## To do
Work out the number of lines containing "circle". Give that number alone.

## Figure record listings

[Start]

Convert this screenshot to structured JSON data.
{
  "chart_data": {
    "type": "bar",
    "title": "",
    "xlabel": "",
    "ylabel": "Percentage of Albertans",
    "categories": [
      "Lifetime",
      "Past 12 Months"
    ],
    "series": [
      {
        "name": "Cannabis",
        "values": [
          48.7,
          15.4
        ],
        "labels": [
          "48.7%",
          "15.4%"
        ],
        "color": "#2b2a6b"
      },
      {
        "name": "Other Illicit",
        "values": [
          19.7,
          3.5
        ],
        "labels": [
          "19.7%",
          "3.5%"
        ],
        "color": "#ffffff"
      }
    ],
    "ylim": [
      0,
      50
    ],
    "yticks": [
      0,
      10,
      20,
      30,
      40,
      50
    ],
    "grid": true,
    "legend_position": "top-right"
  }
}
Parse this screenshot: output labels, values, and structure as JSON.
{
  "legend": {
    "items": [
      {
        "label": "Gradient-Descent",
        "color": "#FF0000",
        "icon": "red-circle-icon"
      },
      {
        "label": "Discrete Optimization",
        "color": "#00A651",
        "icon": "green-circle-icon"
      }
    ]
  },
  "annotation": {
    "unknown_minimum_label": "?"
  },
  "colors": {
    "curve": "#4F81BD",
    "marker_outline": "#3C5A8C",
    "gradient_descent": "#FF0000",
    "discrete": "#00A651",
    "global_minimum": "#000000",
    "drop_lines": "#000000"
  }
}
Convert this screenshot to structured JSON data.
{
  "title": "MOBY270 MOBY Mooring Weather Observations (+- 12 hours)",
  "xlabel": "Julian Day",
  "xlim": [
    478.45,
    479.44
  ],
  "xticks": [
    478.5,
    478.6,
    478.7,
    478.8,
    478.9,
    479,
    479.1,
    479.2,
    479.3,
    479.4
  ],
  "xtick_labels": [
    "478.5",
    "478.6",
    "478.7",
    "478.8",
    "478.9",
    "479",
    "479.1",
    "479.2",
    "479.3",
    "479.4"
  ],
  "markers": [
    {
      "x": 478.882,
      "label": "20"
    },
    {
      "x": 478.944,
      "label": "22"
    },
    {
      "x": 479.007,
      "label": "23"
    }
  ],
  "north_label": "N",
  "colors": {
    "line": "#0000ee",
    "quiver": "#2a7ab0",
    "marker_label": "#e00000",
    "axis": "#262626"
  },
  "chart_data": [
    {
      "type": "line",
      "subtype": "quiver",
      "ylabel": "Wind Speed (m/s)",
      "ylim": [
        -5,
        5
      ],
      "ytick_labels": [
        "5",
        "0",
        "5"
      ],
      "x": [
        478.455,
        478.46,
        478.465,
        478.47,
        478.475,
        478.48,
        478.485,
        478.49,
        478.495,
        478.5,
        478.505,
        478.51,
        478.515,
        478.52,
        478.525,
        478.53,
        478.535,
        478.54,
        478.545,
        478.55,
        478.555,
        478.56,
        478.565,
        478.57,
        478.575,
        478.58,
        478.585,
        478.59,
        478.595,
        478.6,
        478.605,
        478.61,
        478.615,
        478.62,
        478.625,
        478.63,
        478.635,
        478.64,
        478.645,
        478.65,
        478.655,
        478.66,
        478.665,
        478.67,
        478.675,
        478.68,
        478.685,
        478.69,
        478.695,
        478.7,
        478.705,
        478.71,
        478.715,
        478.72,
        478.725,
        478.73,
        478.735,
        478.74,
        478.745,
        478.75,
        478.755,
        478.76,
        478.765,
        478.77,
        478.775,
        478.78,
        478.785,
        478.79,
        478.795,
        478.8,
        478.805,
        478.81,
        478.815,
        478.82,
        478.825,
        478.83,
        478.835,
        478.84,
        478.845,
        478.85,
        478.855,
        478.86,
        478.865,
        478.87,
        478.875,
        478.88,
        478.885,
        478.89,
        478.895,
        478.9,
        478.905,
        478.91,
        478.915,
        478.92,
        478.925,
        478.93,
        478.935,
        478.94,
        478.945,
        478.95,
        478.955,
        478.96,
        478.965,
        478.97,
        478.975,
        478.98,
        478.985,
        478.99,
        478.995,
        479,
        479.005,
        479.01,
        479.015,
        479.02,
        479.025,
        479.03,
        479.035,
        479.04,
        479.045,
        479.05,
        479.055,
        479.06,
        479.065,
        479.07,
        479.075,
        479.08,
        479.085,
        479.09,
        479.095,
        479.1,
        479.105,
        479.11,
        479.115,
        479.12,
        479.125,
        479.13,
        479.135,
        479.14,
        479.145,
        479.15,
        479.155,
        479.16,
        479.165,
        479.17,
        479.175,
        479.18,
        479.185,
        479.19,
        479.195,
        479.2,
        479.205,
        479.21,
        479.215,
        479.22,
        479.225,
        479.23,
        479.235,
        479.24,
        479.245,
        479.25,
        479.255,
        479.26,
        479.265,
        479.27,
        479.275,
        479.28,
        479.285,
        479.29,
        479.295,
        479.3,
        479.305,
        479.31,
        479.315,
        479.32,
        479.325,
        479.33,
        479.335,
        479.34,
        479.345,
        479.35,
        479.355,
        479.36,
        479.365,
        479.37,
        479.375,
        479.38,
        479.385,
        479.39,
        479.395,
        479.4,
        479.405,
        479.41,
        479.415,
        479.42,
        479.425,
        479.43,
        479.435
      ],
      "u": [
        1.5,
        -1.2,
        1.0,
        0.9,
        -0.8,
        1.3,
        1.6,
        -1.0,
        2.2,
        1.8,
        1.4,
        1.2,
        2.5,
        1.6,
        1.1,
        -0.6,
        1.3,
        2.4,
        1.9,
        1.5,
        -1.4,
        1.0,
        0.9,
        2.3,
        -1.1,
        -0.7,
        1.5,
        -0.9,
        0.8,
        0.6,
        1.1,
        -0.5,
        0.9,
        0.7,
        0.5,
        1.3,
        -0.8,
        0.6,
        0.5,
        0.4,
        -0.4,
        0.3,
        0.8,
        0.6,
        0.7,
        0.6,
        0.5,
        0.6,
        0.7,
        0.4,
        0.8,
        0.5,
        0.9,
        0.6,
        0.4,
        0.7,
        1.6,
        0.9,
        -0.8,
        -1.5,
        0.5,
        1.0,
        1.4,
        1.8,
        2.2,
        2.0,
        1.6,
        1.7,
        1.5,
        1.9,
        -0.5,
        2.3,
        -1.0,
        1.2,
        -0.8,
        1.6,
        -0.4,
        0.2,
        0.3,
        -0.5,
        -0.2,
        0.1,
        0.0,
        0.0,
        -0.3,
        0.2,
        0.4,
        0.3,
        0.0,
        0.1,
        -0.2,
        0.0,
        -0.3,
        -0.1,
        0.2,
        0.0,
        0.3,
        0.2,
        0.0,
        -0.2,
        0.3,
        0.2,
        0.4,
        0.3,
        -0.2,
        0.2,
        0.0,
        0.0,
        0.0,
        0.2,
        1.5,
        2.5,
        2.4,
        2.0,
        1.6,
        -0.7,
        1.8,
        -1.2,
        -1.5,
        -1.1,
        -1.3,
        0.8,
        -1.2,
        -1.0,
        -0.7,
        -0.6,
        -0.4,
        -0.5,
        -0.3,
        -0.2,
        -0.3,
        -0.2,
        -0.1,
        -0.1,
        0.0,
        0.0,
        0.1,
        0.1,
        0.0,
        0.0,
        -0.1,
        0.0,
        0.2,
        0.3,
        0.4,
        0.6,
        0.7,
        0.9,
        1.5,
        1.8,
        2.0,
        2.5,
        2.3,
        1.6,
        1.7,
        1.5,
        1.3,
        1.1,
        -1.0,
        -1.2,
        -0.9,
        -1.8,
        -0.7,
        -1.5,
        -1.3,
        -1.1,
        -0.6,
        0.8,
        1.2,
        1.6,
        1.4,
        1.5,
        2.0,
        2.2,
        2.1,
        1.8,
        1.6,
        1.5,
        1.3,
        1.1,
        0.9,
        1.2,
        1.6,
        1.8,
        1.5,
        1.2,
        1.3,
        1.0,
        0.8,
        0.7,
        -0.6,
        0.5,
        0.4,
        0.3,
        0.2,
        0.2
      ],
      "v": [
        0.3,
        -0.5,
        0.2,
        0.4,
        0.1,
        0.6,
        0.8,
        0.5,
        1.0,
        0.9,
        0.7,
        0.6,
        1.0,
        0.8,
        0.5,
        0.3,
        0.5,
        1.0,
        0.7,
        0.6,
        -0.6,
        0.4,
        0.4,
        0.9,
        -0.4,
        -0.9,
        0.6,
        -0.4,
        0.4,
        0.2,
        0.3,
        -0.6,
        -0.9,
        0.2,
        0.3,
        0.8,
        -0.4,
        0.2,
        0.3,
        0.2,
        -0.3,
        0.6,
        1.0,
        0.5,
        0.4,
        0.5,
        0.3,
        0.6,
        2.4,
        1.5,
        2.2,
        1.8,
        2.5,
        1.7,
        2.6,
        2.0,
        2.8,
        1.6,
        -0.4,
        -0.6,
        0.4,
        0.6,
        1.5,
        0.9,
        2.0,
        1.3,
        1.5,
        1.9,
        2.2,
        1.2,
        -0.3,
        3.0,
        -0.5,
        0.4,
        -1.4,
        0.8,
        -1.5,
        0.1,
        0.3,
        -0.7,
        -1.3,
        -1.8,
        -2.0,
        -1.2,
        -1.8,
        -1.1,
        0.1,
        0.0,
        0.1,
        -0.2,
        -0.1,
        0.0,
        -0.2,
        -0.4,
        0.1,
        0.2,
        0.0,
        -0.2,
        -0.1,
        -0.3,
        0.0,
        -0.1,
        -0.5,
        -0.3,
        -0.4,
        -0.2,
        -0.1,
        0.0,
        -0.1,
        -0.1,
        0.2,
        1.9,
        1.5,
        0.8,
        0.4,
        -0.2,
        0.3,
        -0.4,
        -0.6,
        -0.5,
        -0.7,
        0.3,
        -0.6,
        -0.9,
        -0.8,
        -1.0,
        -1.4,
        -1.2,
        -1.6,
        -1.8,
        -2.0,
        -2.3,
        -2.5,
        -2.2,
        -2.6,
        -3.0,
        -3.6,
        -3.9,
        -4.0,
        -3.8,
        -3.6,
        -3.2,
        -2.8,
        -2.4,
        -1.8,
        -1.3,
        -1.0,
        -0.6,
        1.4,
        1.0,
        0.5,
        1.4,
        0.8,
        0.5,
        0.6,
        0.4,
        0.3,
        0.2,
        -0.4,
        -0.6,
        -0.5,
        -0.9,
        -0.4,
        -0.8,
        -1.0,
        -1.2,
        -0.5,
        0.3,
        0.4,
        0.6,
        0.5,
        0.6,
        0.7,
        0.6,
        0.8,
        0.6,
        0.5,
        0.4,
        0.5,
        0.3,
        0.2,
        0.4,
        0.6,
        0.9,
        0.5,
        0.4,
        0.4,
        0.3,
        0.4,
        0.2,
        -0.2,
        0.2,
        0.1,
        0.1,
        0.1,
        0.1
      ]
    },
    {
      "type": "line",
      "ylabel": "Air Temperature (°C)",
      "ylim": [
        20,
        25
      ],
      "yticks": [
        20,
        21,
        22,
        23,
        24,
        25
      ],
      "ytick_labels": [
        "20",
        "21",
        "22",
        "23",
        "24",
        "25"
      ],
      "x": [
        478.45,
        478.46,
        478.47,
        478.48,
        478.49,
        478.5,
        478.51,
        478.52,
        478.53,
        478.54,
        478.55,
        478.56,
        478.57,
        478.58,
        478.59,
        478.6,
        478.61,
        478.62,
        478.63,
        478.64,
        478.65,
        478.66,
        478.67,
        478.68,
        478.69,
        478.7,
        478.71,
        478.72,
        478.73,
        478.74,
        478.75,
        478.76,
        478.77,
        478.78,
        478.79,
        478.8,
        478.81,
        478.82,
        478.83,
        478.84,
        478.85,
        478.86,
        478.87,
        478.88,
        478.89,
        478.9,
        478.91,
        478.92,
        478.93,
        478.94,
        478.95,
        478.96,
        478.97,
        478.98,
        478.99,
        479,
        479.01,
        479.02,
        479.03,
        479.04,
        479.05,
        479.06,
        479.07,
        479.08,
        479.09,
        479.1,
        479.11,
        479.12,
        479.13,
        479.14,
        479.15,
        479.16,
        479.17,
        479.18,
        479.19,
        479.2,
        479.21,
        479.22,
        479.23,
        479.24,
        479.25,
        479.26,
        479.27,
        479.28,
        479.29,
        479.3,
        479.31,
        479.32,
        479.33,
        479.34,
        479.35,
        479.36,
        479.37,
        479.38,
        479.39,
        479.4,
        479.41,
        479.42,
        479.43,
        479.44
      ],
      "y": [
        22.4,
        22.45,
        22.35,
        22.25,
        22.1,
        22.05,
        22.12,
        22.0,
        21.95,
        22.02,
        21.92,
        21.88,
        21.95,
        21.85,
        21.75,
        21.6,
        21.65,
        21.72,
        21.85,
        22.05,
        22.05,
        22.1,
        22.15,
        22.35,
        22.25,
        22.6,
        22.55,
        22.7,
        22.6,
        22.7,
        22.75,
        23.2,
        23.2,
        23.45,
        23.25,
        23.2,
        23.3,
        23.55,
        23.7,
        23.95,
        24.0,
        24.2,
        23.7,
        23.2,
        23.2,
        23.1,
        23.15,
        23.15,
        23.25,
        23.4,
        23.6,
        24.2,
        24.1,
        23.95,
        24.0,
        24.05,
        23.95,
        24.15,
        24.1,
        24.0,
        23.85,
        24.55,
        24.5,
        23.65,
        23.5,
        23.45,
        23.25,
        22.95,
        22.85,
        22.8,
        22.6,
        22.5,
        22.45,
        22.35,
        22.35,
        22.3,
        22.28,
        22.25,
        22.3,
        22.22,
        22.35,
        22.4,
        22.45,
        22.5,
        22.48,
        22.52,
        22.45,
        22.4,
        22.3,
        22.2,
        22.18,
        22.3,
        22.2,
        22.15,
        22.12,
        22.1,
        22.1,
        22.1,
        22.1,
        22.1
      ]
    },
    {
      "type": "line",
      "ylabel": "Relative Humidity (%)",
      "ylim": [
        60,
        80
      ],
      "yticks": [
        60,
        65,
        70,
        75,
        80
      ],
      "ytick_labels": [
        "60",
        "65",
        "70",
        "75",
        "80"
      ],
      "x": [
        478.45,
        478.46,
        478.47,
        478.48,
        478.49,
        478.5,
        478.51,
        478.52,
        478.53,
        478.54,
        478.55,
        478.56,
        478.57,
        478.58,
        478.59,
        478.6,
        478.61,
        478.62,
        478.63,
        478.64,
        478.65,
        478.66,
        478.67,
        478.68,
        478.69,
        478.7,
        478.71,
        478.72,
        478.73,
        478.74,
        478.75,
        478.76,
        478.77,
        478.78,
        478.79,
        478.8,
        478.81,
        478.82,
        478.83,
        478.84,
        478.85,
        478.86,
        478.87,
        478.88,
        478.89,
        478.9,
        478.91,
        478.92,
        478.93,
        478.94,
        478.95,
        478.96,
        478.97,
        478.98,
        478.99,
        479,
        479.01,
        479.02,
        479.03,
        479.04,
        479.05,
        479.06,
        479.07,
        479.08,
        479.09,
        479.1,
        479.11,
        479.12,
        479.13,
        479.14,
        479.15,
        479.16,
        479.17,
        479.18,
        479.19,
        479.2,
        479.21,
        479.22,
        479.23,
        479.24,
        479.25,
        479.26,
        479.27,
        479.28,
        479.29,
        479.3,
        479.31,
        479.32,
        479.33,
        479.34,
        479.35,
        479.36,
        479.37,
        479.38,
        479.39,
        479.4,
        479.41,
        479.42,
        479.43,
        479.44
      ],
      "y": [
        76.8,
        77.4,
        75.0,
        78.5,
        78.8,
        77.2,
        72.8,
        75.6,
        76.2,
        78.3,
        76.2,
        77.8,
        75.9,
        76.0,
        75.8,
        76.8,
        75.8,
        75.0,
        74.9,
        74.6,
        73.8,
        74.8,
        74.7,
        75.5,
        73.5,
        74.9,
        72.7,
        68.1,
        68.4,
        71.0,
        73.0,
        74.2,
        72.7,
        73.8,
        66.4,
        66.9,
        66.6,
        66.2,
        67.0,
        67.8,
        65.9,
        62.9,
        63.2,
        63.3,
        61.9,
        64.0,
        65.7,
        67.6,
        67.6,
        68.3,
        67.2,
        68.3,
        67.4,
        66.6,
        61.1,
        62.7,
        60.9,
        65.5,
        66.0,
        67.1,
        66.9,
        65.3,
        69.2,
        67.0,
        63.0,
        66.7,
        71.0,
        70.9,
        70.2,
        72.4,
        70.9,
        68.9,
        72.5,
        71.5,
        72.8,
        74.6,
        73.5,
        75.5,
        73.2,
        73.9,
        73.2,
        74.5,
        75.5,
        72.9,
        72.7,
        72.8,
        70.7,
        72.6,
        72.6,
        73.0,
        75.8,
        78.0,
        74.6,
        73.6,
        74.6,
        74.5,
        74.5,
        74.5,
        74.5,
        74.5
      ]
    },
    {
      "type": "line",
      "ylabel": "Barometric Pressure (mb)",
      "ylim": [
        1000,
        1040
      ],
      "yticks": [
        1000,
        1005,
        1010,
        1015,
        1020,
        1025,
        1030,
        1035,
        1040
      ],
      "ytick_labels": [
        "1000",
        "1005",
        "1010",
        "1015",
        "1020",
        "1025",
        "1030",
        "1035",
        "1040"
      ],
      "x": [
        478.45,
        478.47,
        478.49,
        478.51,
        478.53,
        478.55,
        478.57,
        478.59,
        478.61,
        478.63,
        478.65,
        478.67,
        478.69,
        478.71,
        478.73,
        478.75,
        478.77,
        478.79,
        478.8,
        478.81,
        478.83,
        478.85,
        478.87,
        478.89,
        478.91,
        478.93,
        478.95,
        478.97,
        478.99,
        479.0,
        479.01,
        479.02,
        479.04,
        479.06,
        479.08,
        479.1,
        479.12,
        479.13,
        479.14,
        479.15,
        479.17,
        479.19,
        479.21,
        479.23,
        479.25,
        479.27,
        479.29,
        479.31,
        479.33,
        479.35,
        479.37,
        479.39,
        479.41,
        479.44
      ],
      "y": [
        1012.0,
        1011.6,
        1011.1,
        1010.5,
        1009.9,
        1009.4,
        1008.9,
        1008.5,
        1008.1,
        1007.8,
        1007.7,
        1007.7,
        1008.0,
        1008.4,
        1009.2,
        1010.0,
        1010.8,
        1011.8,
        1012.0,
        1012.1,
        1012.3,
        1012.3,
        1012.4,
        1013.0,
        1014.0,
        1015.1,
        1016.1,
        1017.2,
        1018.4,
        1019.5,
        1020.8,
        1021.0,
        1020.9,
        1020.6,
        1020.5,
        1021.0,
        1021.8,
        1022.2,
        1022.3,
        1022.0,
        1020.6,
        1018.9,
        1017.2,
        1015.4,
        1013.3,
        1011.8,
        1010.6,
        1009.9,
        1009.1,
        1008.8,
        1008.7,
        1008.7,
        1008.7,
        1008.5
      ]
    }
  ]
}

[End]

## Solution for this exercise
2